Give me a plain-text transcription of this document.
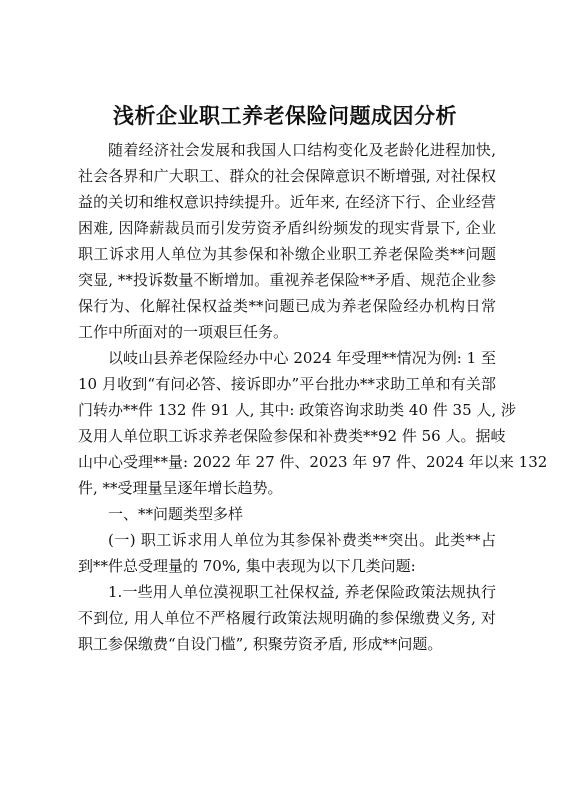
浅析企业职工养老保险问题成因分析
随着经济社会发展和我国人口结构变化及老龄化进程加快,
社会各界和广大职工、群众的社会保障意识不断增强, 对社保权
益的关切和维权意识持续提升。近年来, 在经济下行、企业经营
困难, 因降薪裁员而引发劳资矛盾纠纷频发的现实背景下, 企业
职工诉求用人单位为其参保和补缴企业职工养老保险类**问题
突显, **投诉数量不断增加。重视养老保险**矛盾、规范企业参
保行为、化解社保权益类**问题已成为养老保险经办机构日常
工作中所面对的一项艰巨任务。
以岐山县养老保险经办中心 2024 年受理**情况为例: 1 至
10 月收到“有问必答、接诉即办”平台批办**求助工单和有关部
门转办**件 132 件 91 人, 其中: 政策咨询求助类 40 件 35 人, 涉
及用人单位职工诉求养老保险参保和补费类**92 件 56 人。据岐
山中心受理**量: 2022 年 27 件、2023 年 97 件、2024 年以来 132
件, **受理量呈逐年增长趋势。
一、**问题类型多样
(一) 职工诉求用人单位为其参保补费类**突出。此类**占
到**件总受理量的 70%, 集中表现为以下几类问题:
1.一些用人单位漠视职工社保权益, 养老保险政策法规执行
不到位, 用人单位不严格履行政策法规明确的参保缴费义务, 对
职工参保缴费“自设门槛”, 积聚劳资矛盾, 形成**问题。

:::

[THE PROBLEM]
Give an exact copy of the material, leaving out every picture.

[WRITTEN SOLUTION]
Give me a plain-text transcription of this document.
浅析企业职工养老保险问题成因分析
随着经济社会发展和我国人口结构变化及老龄化进程加快,
社会各界和广大职工、群众的社会保障意识不断增强, 对社保权
益的关切和维权意识持续提升。近年来, 在经济下行、企业经营
困难, 因降薪裁员而引发劳资矛盾纠纷频发的现实背景下, 企业
职工诉求用人单位为其参保和补缴企业职工养老保险类**问题
突显, **投诉数量不断增加。重视养老保险**矛盾、规范企业参
保行为、化解社保权益类**问题已成为养老保险经办机构日常
工作中所面对的一项艰巨任务。
以岐山县养老保险经办中心 2024 年受理**情况为例: 1 至
10 月收到“有问必答、接诉即办”平台批办**求助工单和有关部
门转办**件 132 件 91 人, 其中: 政策咨询求助类 40 件 35 人, 涉
及用人单位职工诉求养老保险参保和补费类**92 件 56 人。据岐
山中心受理**量: 2022 年 27 件、2023 年 97 件、2024 年以来 132
件, **受理量呈逐年增长趋势。
一、**问题类型多样
(一) 职工诉求用人单位为其参保补费类**突出。此类**占
到**件总受理量的 70%, 集中表现为以下几类问题:
1.一些用人单位漠视职工社保权益, 养老保险政策法规执行
不到位, 用人单位不严格履行政策法规明确的参保缴费义务, 对
职工参保缴费“自设门槛”, 积聚劳资矛盾, 形成**问题。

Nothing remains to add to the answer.